PROBLEM TO SOLVE – Select and copy out every line in the records containing "plain".

SUPPLIED DATA –
--
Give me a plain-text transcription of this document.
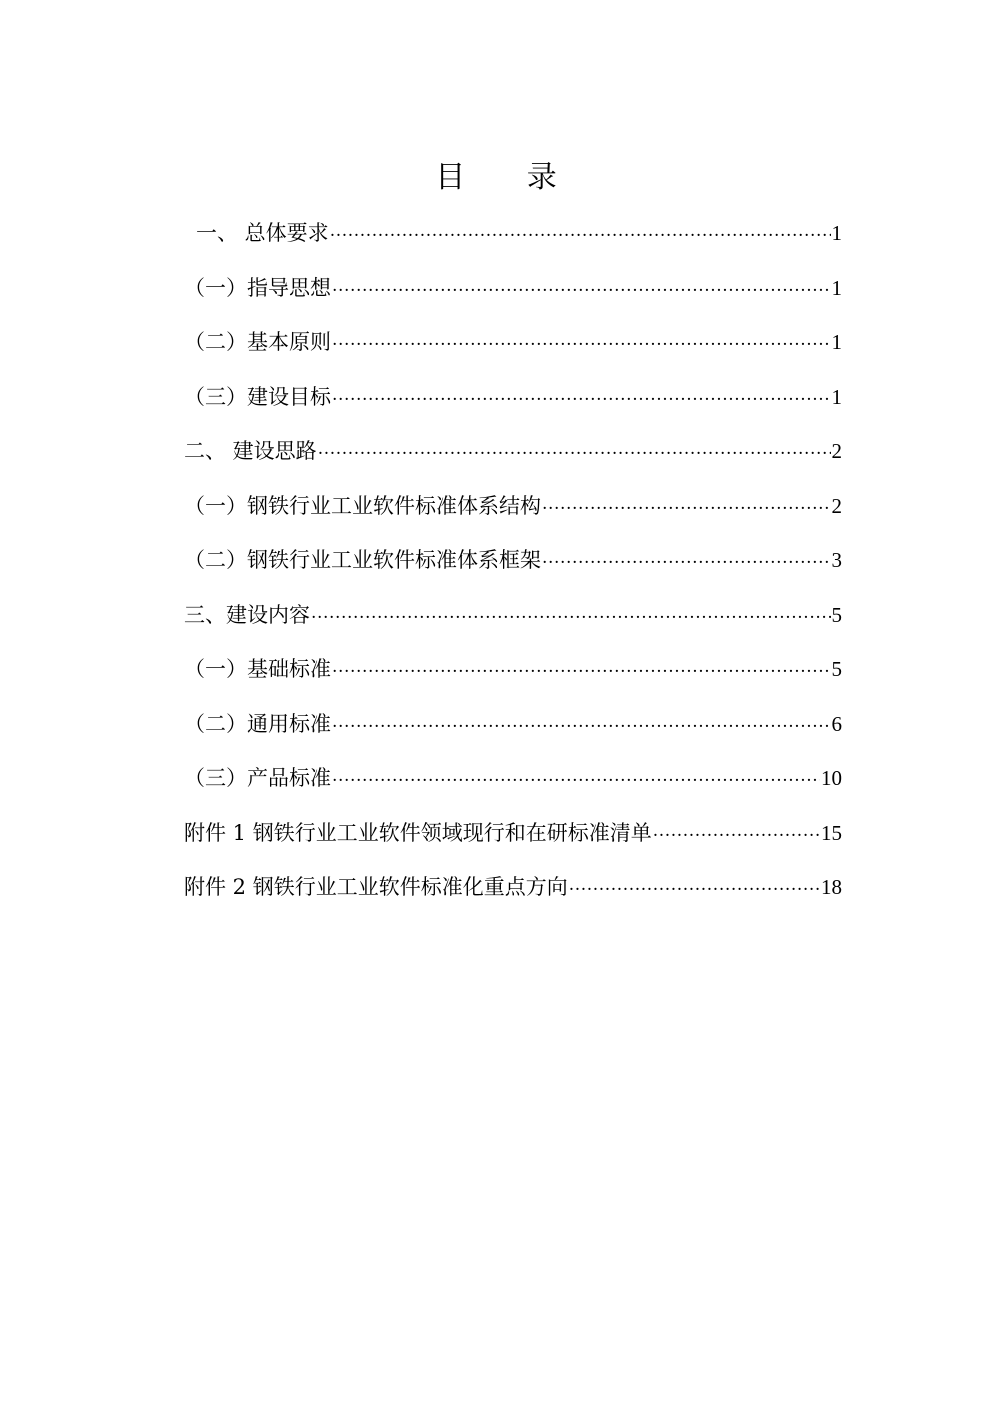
目 录
一、 总体要求 .....	1
（一）指导思想 .....	1
（二）基本原则 .....	1
（三）建设目标 .....	1
二、 建设思路 .....	2
（一）钢铁行业工业软件标准体系结构 .....	2
（二）钢铁行业工业软件标准体系框架 .....	3
三、建设内容 .....	5
（一）基础标准 .....	5
（二）通用标准 .....	6
（三）产品标准 .....	10
附件 1 钢铁行业工业软件领域现行和在研标准清单 .....	15
附件 2 钢铁行业工业软件标准化重点方向 .....	18
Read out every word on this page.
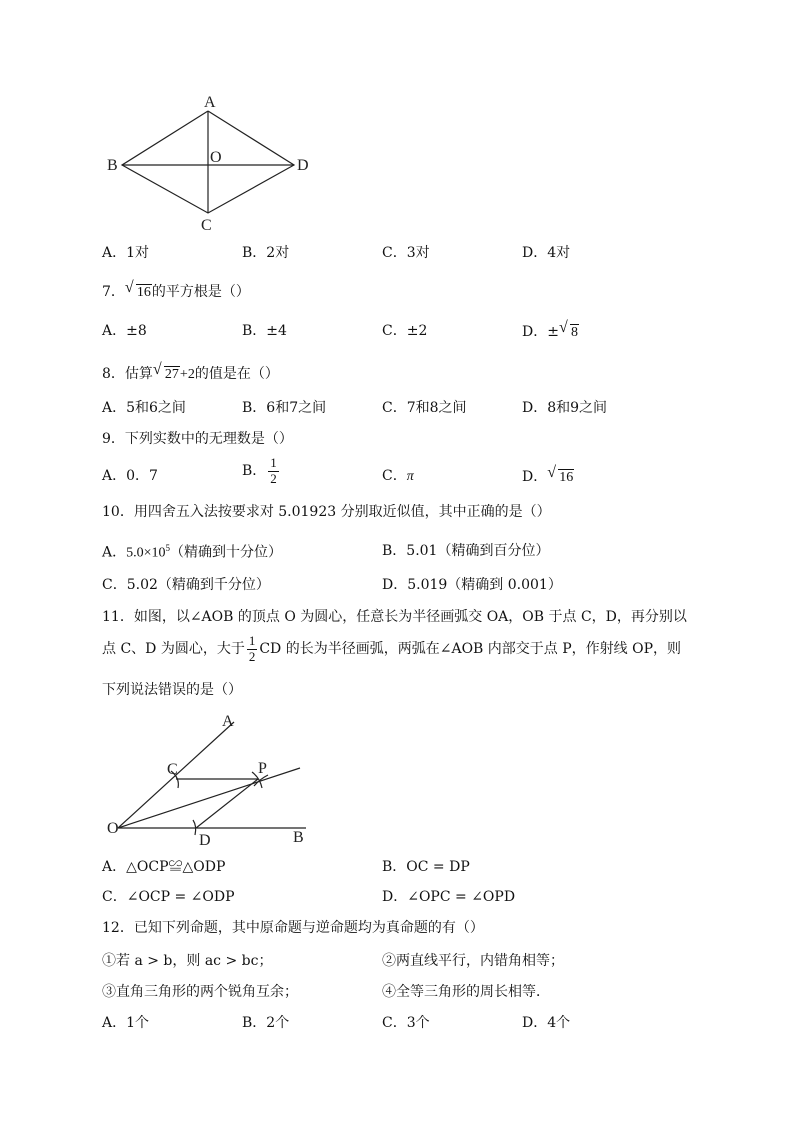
A
B	O	D
C
A．1对	B．2对	C．3对	D．4对
7． √ 16的平方根是（）
A．±8	B．±4	C．±2	D．± √ 8
8．估算 √ 27+2的值是在（）
A．5和6之间	B．6和7之间	C．7和8之间	D．8和9之间
9．下列实数中的无理数是（）
A．0．7	B． $\frac{1}{2}$	C．π	D． √ 16
10．用四舍五入法按要求对 5.01923 分别取近似值，其中正确的是（）
A．$5.0\times 10^5$（精确到十分位）	B．5.01（精确到百分位）
C．5.02（精确到千分位）	D．5.019（精确到 0.001）
11．如图，以∠AOB 的顶点 O 为圆心，任意长为半径画弧交 OA，OB 于点 C，D，再分别以
点 C、D 为圆心，大于 $\frac{1}{2}$ CD 的长为半径画弧，两弧在∠AOB 内部交于点 P，作射线 OP，则
下列说法错误的是（）
A
C	P
O
D	B
A．△OCP≌△ODP	B．OC = DP
C．∠OCP = ∠ODP	D．∠OPC = ∠OPD
12．已知下列命题，其中原命题与逆命题均为真命题的有（）
①若 a > b，则 ac > bc；	②两直线平行，内错角相等；
③直角三角形的两个锐角互余；	④全等三角形的周长相等．
A．1个	B．2个	C．3个	D．4个
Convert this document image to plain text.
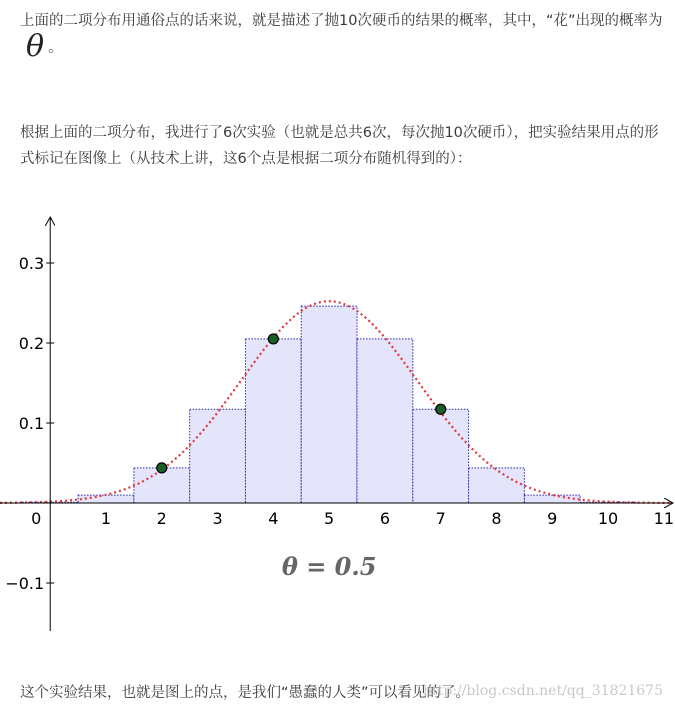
上面的二项分布用通俗点的话来说，就是描述了抛10次硬币的结果的概率，其中，“花”出现的概率为θ 。
根据上面的二项分布，我进行了6次实验（也就是总共6次，每次抛10次硬币），把实验结果用点的形式标记在图像上（从技术上讲，这6个点是根据二项分布随机得到的）：
0	1	2	3	4	5	6	7	8	9	10 11
0.3
0.2
0.1
−0.1
θ = 0.5
这个实验结果，也就是图上的点，是我们“愚蠢的人类”可以看见的了。
http://blog.csdn.net/qq_31821675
--
WRITTEN SOLUTION –
Give me a plain-text transcription of this document.
Convert this document image to plain text.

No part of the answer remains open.